(Stored data)
——————————

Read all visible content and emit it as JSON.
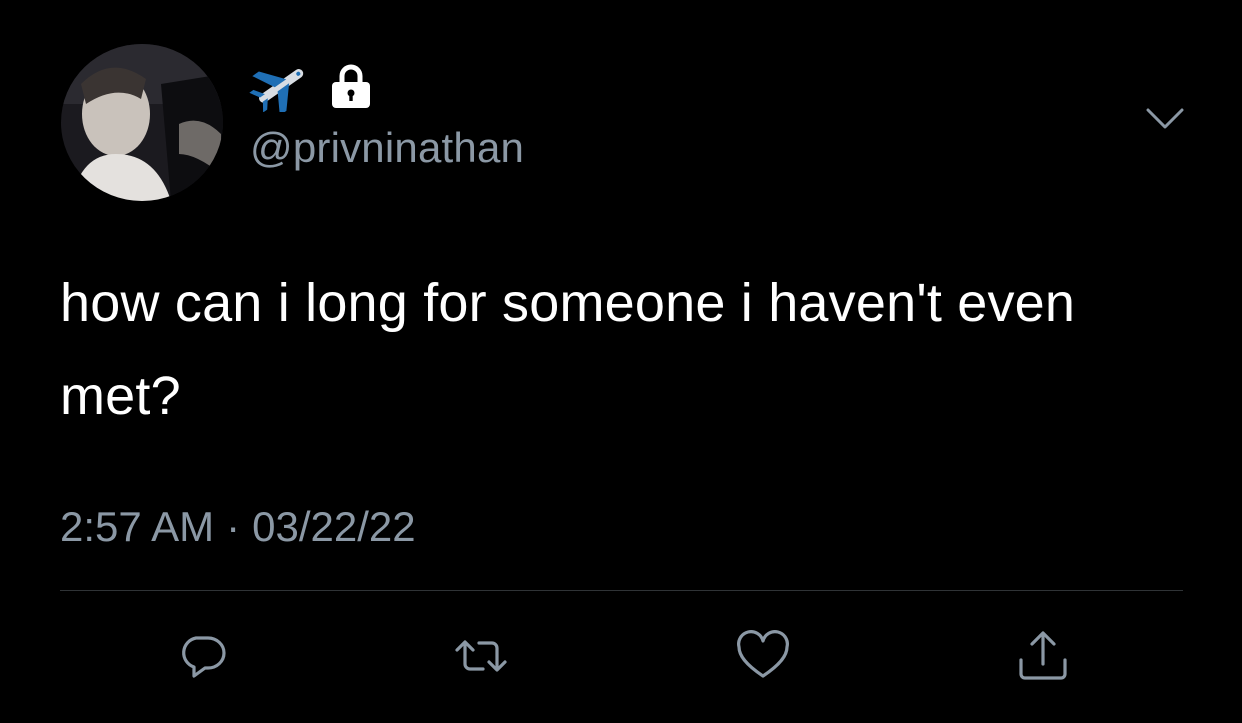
{
  "tweet": {
    "handle": "@privninathan",
    "text": "how can i long for someone i haven't even met?",
    "time": "2:57 AM",
    "separator": "·",
    "date": "03/22/22"
  },
  "icons": {
    "name_emojis": [
      "airplane-icon",
      "lock-icon"
    ],
    "menu": "chevron-down-icon",
    "actions": [
      "reply-icon",
      "retweet-icon",
      "like-icon",
      "share-icon"
    ]
  },
  "colors": {
    "background": "#000000",
    "text": "#ffffff",
    "secondary": "#8b98a5",
    "divider": "#2f3336"
  }
}
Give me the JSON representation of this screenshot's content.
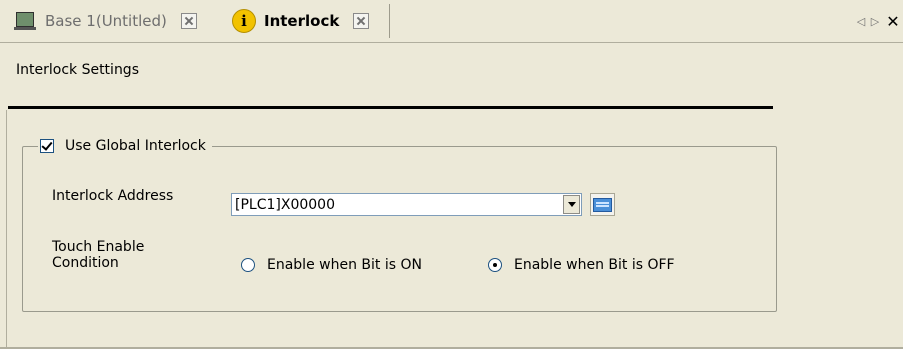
{
  "tabs": [
    {
      "label": "Base 1(Untitled)",
      "icon": "monitor-icon",
      "active": false
    },
    {
      "label": "Interlock",
      "icon": "info-icon",
      "active": true
    }
  ],
  "nav": {
    "prev": "◁",
    "next": "▷",
    "close": "✕"
  },
  "section": {
    "title": "Interlock Settings"
  },
  "group": {
    "checkbox_label": "Use Global Interlock",
    "checked": true,
    "address_label": "Interlock Address",
    "address_value": "[PLC1]X00000",
    "touch_label": "Touch Enable Condition",
    "radio_options": [
      {
        "label": "Enable when Bit is ON",
        "selected": false
      },
      {
        "label": "Enable when Bit is OFF",
        "selected": true
      }
    ]
  },
  "colors": {
    "background": "#ece9d8",
    "accent": "#1c5180"
  }
}
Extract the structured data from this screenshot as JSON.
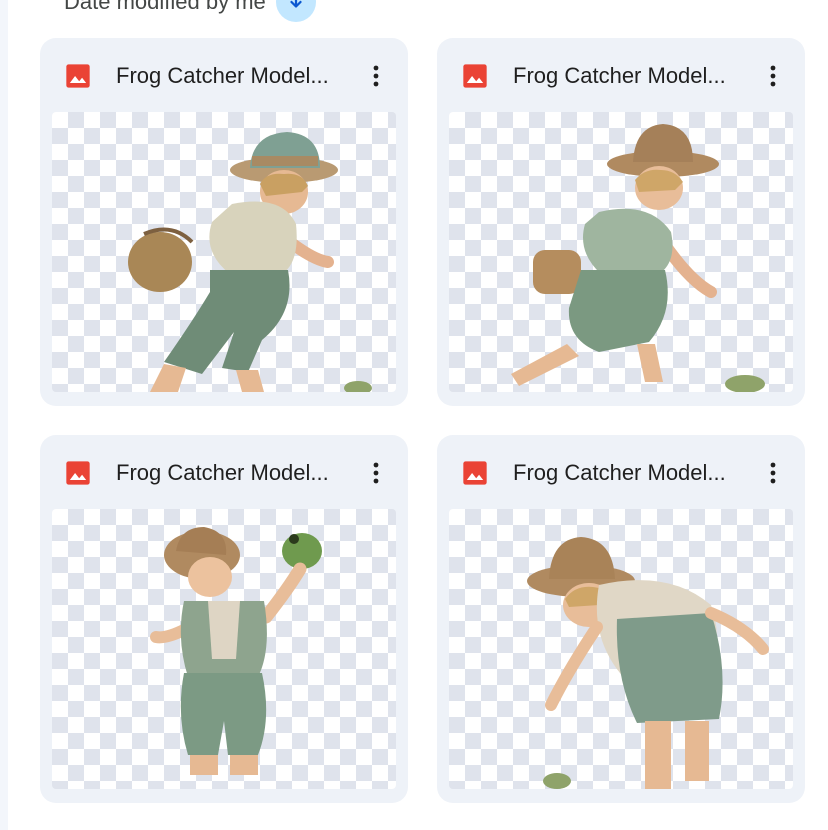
{
  "toolbar": {
    "sort_label": "Date modified by me",
    "sort_direction_icon": "arrow-down-icon"
  },
  "files": [
    {
      "name": "Frog Catcher Model...",
      "type": "image",
      "icon": "image-file-icon",
      "icon_color": "#ea4335"
    },
    {
      "name": "Frog Catcher Model...",
      "type": "image",
      "icon": "image-file-icon",
      "icon_color": "#ea4335"
    },
    {
      "name": "Frog Catcher Model...",
      "type": "image",
      "icon": "image-file-icon",
      "icon_color": "#ea4335"
    },
    {
      "name": "Frog Catcher Model...",
      "type": "image",
      "icon": "image-file-icon",
      "icon_color": "#ea4335"
    }
  ],
  "colors": {
    "card_bg": "#eef2f8",
    "sort_button_bg": "#c2e7ff",
    "accent": "#0b57d0"
  }
}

——————————

Challenge:
Among the entries above, identify all lines with "Enable" and copy them.

Output for this task:
    "touch_label": "Touch Enable Condition",
        "label": "Enable when Bit is ON",
        "label": "Enable when Bit is OFF",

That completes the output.